INSTRUCTIONS FOR THE TASK ▸ Each record below should appear again exactly as written.

WORKING DATA ▸

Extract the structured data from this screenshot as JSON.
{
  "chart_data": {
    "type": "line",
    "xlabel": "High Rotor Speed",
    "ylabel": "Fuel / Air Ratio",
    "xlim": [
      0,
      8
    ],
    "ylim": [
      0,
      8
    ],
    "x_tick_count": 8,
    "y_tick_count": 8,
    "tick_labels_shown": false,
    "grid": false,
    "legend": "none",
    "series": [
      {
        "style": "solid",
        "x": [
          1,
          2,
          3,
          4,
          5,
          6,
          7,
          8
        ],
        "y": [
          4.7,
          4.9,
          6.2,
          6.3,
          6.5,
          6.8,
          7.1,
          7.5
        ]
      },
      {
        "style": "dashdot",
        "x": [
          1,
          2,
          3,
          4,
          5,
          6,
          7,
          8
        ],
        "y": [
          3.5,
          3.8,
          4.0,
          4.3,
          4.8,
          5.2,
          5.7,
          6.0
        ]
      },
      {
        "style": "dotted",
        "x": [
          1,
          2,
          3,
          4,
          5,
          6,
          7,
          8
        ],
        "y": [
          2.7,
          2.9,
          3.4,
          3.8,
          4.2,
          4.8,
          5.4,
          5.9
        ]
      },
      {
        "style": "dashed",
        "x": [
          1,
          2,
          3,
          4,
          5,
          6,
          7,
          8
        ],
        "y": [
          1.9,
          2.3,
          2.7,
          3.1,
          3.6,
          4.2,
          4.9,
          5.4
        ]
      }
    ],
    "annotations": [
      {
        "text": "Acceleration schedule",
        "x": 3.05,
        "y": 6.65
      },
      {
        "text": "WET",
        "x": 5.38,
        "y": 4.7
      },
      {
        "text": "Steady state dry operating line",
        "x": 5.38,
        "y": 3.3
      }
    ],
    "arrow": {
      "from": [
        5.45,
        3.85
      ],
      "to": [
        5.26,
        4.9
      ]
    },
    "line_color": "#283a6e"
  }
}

RESULT OF THE EXERCISE ▸
Extract the structured data from this screenshot as JSON.
{
  "chart_data": {
    "type": "line",
    "xlabel": "High Rotor Speed",
    "ylabel": "Fuel / Air Ratio",
    "xlim": [
      0,
      8
    ],
    "ylim": [
      0,
      8
    ],
    "x_tick_count": 8,
    "y_tick_count": 8,
    "tick_labels_shown": false,
    "grid": false,
    "legend": "none",
    "series": [
      {
        "style": "solid",
        "x": [
          1,
          2,
          3,
          4,
          5,
          6,
          7,
          8
        ],
        "y": [
          4.7,
          4.9,
          6.2,
          6.3,
          6.5,
          6.8,
          7.1,
          7.5
        ]
      },
      {
        "style": "dashdot",
        "x": [
          1,
          2,
          3,
          4,
          5,
          6,
          7,
          8
        ],
        "y": [
          3.5,
          3.8,
          4.0,
          4.3,
          4.8,
          5.2,
          5.7,
          6.0
        ]
      },
      {
        "style": "dotted",
        "x": [
          1,
          2,
          3,
          4,
          5,
          6,
          7,
          8
        ],
        "y": [
          2.7,
          2.9,
          3.4,
          3.8,
          4.2,
          4.8,
          5.4,
          5.9
        ]
      },
      {
        "style": "dashed",
        "x": [
          1,
          2,
          3,
          4,
          5,
          6,
          7,
          8
        ],
        "y": [
          1.9,
          2.3,
          2.7,
          3.1,
          3.6,
          4.2,
          4.9,
          5.4
        ]
      }
    ],
    "annotations": [
      {
        "text": "Acceleration schedule",
        "x": 3.05,
        "y": 6.65
      },
      {
        "text": "WET",
        "x": 5.38,
        "y": 4.7
      },
      {
        "text": "Steady state dry operating line",
        "x": 5.38,
        "y": 3.3
      }
    ],
    "arrow": {
      "from": [
        5.45,
        3.85
      ],
      "to": [
        5.26,
        4.9
      ]
    },
    "line_color": "#283a6e"
  }
}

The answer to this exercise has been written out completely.